- _DIRECTIONS_: Find the word "upload" in the listing; pull out each line holding it.

- _MATERIAL FOR THIS EXERCISE_:
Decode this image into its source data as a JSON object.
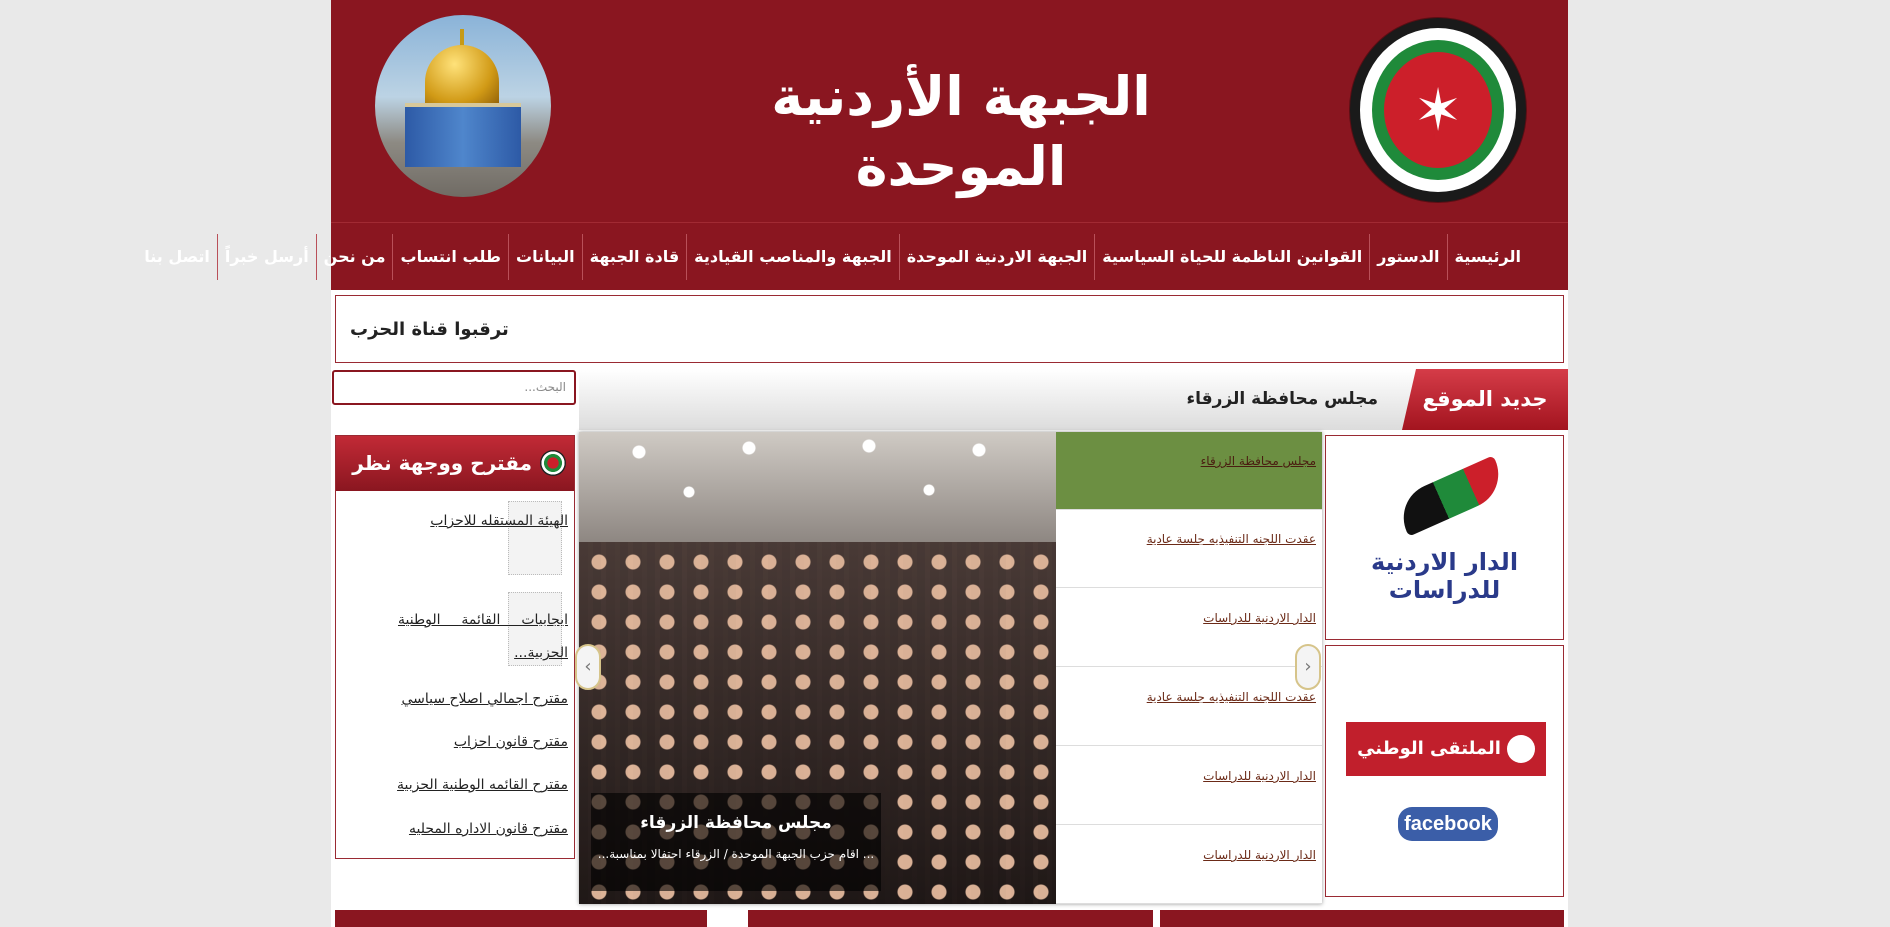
{
  "header": {
    "site_title": "الجبهة الأردنية الموحدة"
  },
  "nav": {
    "items": [
      "الرئيسية",
      "الدستور",
      "القوانين الناظمة للحياة السياسية",
      "الجبهة الاردنية الموحدة",
      "الجبهة والمناصب القيادية",
      "قادة الجبهة",
      "البيانات",
      "طلب انتساب",
      "من نحن",
      "أرسل خبراً",
      "اتصل بنا"
    ]
  },
  "channel": {
    "text": "ترقبوا قناة الحزب"
  },
  "search": {
    "placeholder": "البحث..."
  },
  "ticker": {
    "badge": "جديد الموقع",
    "headline": "مجلس محافظة الزرقاء"
  },
  "sidebar": {
    "title": "مقترح ووجهة نظر",
    "entries": [
      "الهيئة المستقله للاحزاب",
      "ايجابيات القائمة الوطنية الحزبية...",
      "مقترح اجمالي اصلاح سياسي",
      "مقترح قانون احزاب",
      "مقترح القائمه الوطنية الحزبية",
      "مقترح قانون الاداره المحليه"
    ]
  },
  "slider": {
    "caption_title": "مجلس محافظة الزرقاء",
    "caption_desc": "... اقام حزب الجبهة الموحدة / الزرقاء  احتفالا  بمناسبة...",
    "list": [
      "مجلس محافظة الزرقاء",
      "عقدت اللجنه التنفيذيه جلسة عادية",
      "الدار الاردنية للدراسات",
      "عقدت اللجنه التنفيذيه جلسة عادية",
      "الدار الاردنية للدراسات",
      "الدار الاردنية للدراسات"
    ],
    "active_index": 0
  },
  "right": {
    "dar_text": "الدار الاردنية للدراسات",
    "youth_text": "الملتقى الوطني للشباب",
    "facebook": "facebook"
  },
  "colors": {
    "brand": "#8a1620",
    "active_slide_item": "#6c8f42"
  }
}
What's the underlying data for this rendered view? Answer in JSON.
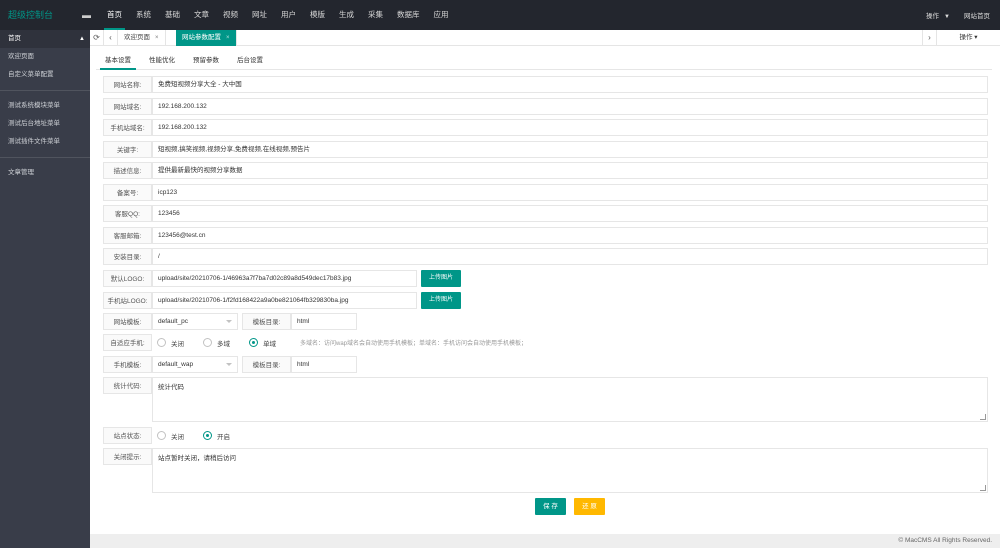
{
  "app": {
    "title": "超级控制台",
    "toggle": "▬"
  },
  "topnav": {
    "items": [
      "首页",
      "系统",
      "基础",
      "文章",
      "视频",
      "网址",
      "用户",
      "模版",
      "生成",
      "采集",
      "数据库",
      "应用"
    ],
    "active_index": 0,
    "ops_label": "操作",
    "home_link": "网站首页"
  },
  "sidebar": {
    "items": [
      "首页",
      "欢迎页面",
      "自定义菜单配置",
      "测试系统模块菜单",
      "测试后台地址菜单",
      "测试插件文件菜单",
      "文章管理"
    ]
  },
  "tabsbar": {
    "refresh_icon": "refresh-icon",
    "tabs": [
      {
        "label": "欢迎页面",
        "close": "×"
      },
      {
        "label": "网站参数配置",
        "close": "×"
      }
    ],
    "ops_label": "操作"
  },
  "content_tabs": [
    "基本设置",
    "性能优化",
    "预留参数",
    "后台设置"
  ],
  "form": {
    "site_name": {
      "label": "网站名称:",
      "value": "免费短视频分享大全 - 大中国"
    },
    "site_domain": {
      "label": "网站域名:",
      "value": "192.168.200.132"
    },
    "mobile_domain": {
      "label": "手机站域名:",
      "value": "192.168.200.132"
    },
    "keywords": {
      "label": "关键字:",
      "value": "短视频,搞笑视频,视频分享,免费视频,在线视频,预告片"
    },
    "description": {
      "label": "描述信息:",
      "value": "提供最新最快的视频分享数据"
    },
    "icp": {
      "label": "备案号:",
      "value": "icp123"
    },
    "qq": {
      "label": "客服QQ:",
      "value": "123456"
    },
    "email": {
      "label": "客服邮箱:",
      "value": "123456@test.cn"
    },
    "install_dir": {
      "label": "安装目录:",
      "value": "/"
    },
    "logo": {
      "label": "默认LOGO:",
      "value": "upload/site/20210706-1/46963a7f7ba7d02c89a8d549dec17b83.jpg",
      "button": "上传图片"
    },
    "mobile_logo": {
      "label": "手机站LOGO:",
      "value": "upload/site/20210706-1/f2fd168422a9a0be821064fb329830ba.jpg",
      "button": "上传图片"
    },
    "site_template": {
      "label": "网站模板:",
      "value": "default_pc",
      "dir_label": "模板目录:",
      "dir_value": "html"
    },
    "adaptive": {
      "label": "自适应手机:",
      "options": [
        "关闭",
        "多域",
        "单域"
      ],
      "selected": 2,
      "hint": "多域名：访问wap域名会自动使用手机模板；单域名：手机访问会自动使用手机模板；"
    },
    "mobile_template": {
      "label": "手机模板:",
      "value": "default_wap",
      "dir_label": "模板目录:",
      "dir_value": "html"
    },
    "stats_code": {
      "label": "统计代码:",
      "value": "统计代码"
    },
    "site_status": {
      "label": "站点状态:",
      "options": [
        "关闭",
        "开启"
      ],
      "selected": 1
    },
    "close_tip": {
      "label": "关闭提示:",
      "value": "站点暂时关闭，请稍后访问"
    }
  },
  "actions": {
    "save": "保 存",
    "reset": "还 原"
  },
  "footer": {
    "text": "© MacCMS All Rights Reserved."
  },
  "colors": {
    "accent": "#009688",
    "warning": "#ffb800",
    "topbar": "#23262e",
    "sidebar": "#393d49"
  }
}
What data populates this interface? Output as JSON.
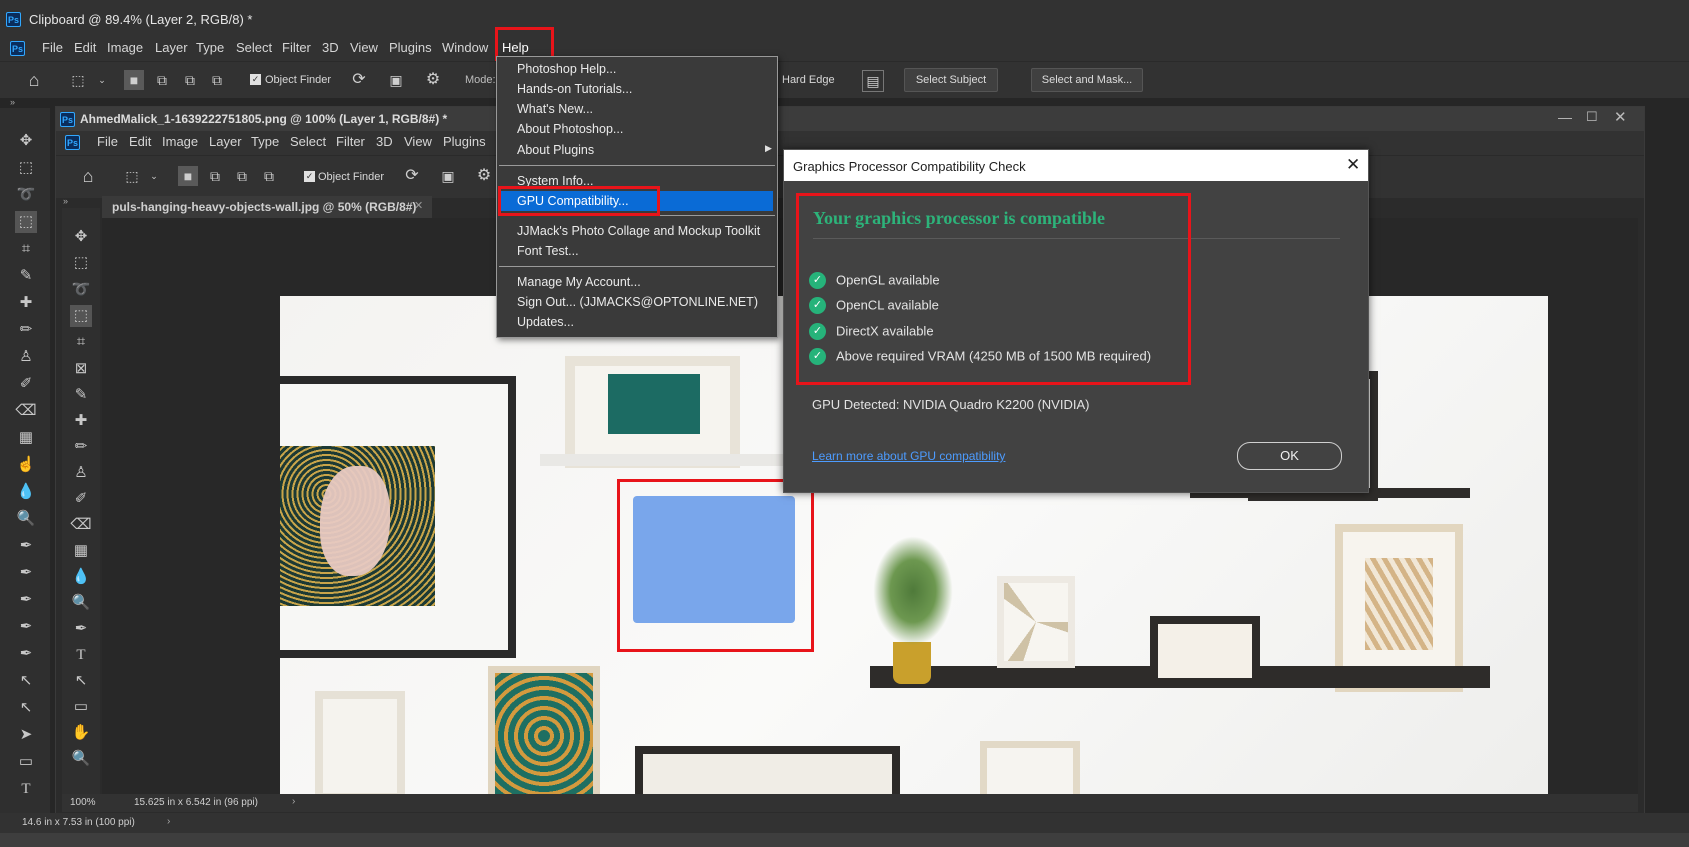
{
  "main_window": {
    "title": "Clipboard @ 89.4% (Layer 2, RGB/8) *",
    "menu": [
      "File",
      "Edit",
      "Image",
      "Layer",
      "Type",
      "Select",
      "Filter",
      "3D",
      "View",
      "Plugins",
      "Window",
      "Help"
    ],
    "options": {
      "object_finder": "Object Finder",
      "mode": "Mode:",
      "hard_edge": "Hard Edge",
      "select_subject": "Select Subject",
      "select_and_mask": "Select and Mask..."
    },
    "status": "14.6 in x 7.53 in (100 ppi)"
  },
  "inner_window": {
    "title": "AhmedMalick_1-1639222751805.png @ 100% (Layer 1, RGB/8#) *",
    "menu": [
      "File",
      "Edit",
      "Image",
      "Layer",
      "Type",
      "Select",
      "Filter",
      "3D",
      "View",
      "Plugins"
    ],
    "object_finder": "Object Finder",
    "doc_tab": "puls-hanging-heavy-objects-wall.jpg @ 50% (RGB/8#)",
    "zoom": "100%",
    "doc_size": "15.625 in x 6.542 in (96 ppi)"
  },
  "help_menu": {
    "items": [
      "Photoshop Help...",
      "Hands-on Tutorials...",
      "What's New...",
      "About Photoshop...",
      "About Plugins",
      "System Info...",
      "GPU Compatibility...",
      "JJMack's Photo Collage and Mockup Toolkit",
      "Font Test...",
      "Manage My Account...",
      "Sign Out... (JJMACKS@OPTONLINE.NET)",
      "Updates..."
    ],
    "highlighted": "GPU Compatibility..."
  },
  "gpu_dialog": {
    "title": "Graphics Processor Compatibility Check",
    "heading": "Your graphics processor is compatible",
    "checks": [
      "OpenGL available",
      "OpenCL available",
      "DirectX available",
      "Above required VRAM (4250 MB of 1500 MB required)"
    ],
    "gpu_detected": "GPU Detected: NVIDIA Quadro K2200 (NVIDIA)",
    "learn_more": "Learn more about GPU compatibility",
    "ok": "OK"
  },
  "colors": {
    "accent_green": "#2db37a",
    "highlight_blue": "#0a6bd6",
    "annotation_red": "#e8141a",
    "link_blue": "#4d9cff"
  }
}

- _EXERCISE ANSWER_:
      "value": "upload/site/20210706-1/46963a7f7ba7d02c89a8d549dec17b83.jpg",
      "value": "upload/site/20210706-1/f2fd168422a9a0be821064fb329830ba.jpg",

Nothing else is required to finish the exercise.